Return the whole listing, line for line, without the pictures in it.
───── STORED ROWS
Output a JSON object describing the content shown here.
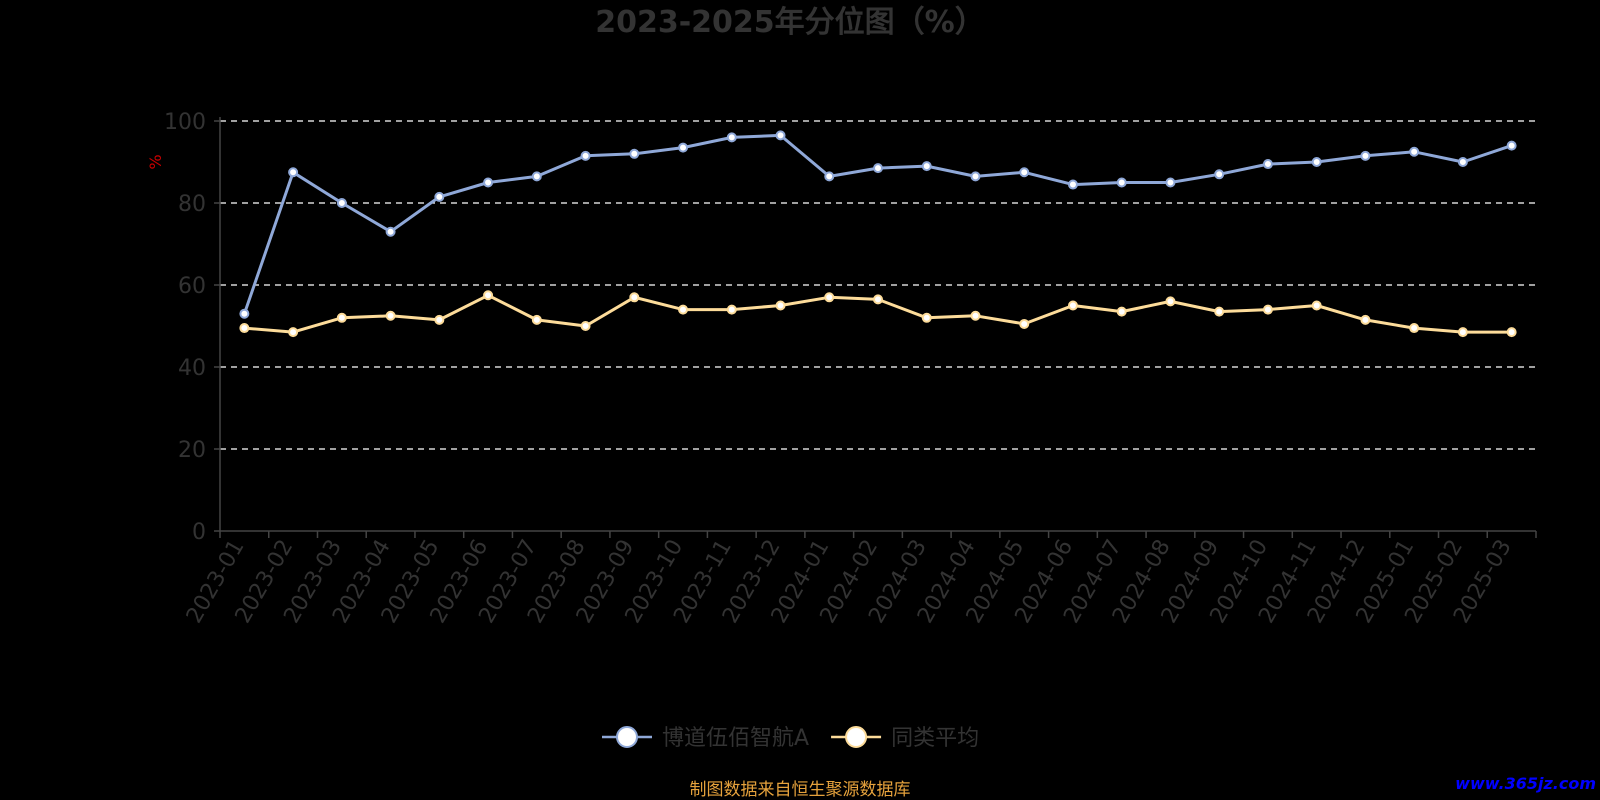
{
  "chart_data": {
    "type": "line",
    "title": "2023-2025年分位图（%）",
    "ylabel": "%",
    "ylim": [
      0,
      100
    ],
    "yticks": [
      0,
      20,
      40,
      60,
      80,
      100
    ],
    "grid": true,
    "legend_position": "bottom",
    "categories": [
      "2023-01",
      "2023-02",
      "2023-03",
      "2023-04",
      "2023-05",
      "2023-06",
      "2023-07",
      "2023-08",
      "2023-09",
      "2023-10",
      "2023-11",
      "2023-12",
      "2024-01",
      "2024-02",
      "2024-03",
      "2024-04",
      "2024-05",
      "2024-06",
      "2024-07",
      "2024-08",
      "2024-09",
      "2024-10",
      "2024-11",
      "2024-12",
      "2025-01",
      "2025-02",
      "2025-03"
    ],
    "series": [
      {
        "name": "博道伍佰智航A",
        "color": "#8fa8d8",
        "values": [
          53,
          87.5,
          80,
          73,
          81.5,
          85,
          86.5,
          91.5,
          92,
          93.5,
          96,
          96.5,
          86.5,
          88.5,
          89,
          86.5,
          87.5,
          84.5,
          85,
          85,
          87,
          89.5,
          90,
          91.5,
          92.5,
          90,
          94
        ]
      },
      {
        "name": "同类平均",
        "color": "#fddc9a",
        "values": [
          49.5,
          48.5,
          52,
          52.5,
          51.5,
          57.5,
          51.5,
          50,
          57,
          54,
          54,
          55,
          57,
          56.5,
          52,
          52.5,
          50.5,
          55,
          53.5,
          56,
          53.5,
          54,
          55,
          51.5,
          49.5,
          48.5,
          48.5
        ]
      }
    ]
  },
  "footer": {
    "source": "制图数据来自恒生聚源数据库",
    "watermark": "www.365jz.com"
  }
}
──────────
• **EXERCISE ANSWER**
Output a JSON object describing the content shown here.
{
  "chart_data": {
    "type": "line",
    "title": "2023-2025年分位图（%）",
    "ylabel": "%",
    "ylim": [
      0,
      100
    ],
    "yticks": [
      0,
      20,
      40,
      60,
      80,
      100
    ],
    "grid": true,
    "legend_position": "bottom",
    "categories": [
      "2023-01",
      "2023-02",
      "2023-03",
      "2023-04",
      "2023-05",
      "2023-06",
      "2023-07",
      "2023-08",
      "2023-09",
      "2023-10",
      "2023-11",
      "2023-12",
      "2024-01",
      "2024-02",
      "2024-03",
      "2024-04",
      "2024-05",
      "2024-06",
      "2024-07",
      "2024-08",
      "2024-09",
      "2024-10",
      "2024-11",
      "2024-12",
      "2025-01",
      "2025-02",
      "2025-03"
    ],
    "series": [
      {
        "name": "博道伍佰智航A",
        "color": "#8fa8d8",
        "values": [
          53,
          87.5,
          80,
          73,
          81.5,
          85,
          86.5,
          91.5,
          92,
          93.5,
          96,
          96.5,
          86.5,
          88.5,
          89,
          86.5,
          87.5,
          84.5,
          85,
          85,
          87,
          89.5,
          90,
          91.5,
          92.5,
          90,
          94
        ]
      },
      {
        "name": "同类平均",
        "color": "#fddc9a",
        "values": [
          49.5,
          48.5,
          52,
          52.5,
          51.5,
          57.5,
          51.5,
          50,
          57,
          54,
          54,
          55,
          57,
          56.5,
          52,
          52.5,
          50.5,
          55,
          53.5,
          56,
          53.5,
          54,
          55,
          51.5,
          49.5,
          48.5,
          48.5
        ]
      }
    ]
  },
  "footer": {
    "source": "制图数据来自恒生聚源数据库",
    "watermark": "www.365jz.com"
  }
}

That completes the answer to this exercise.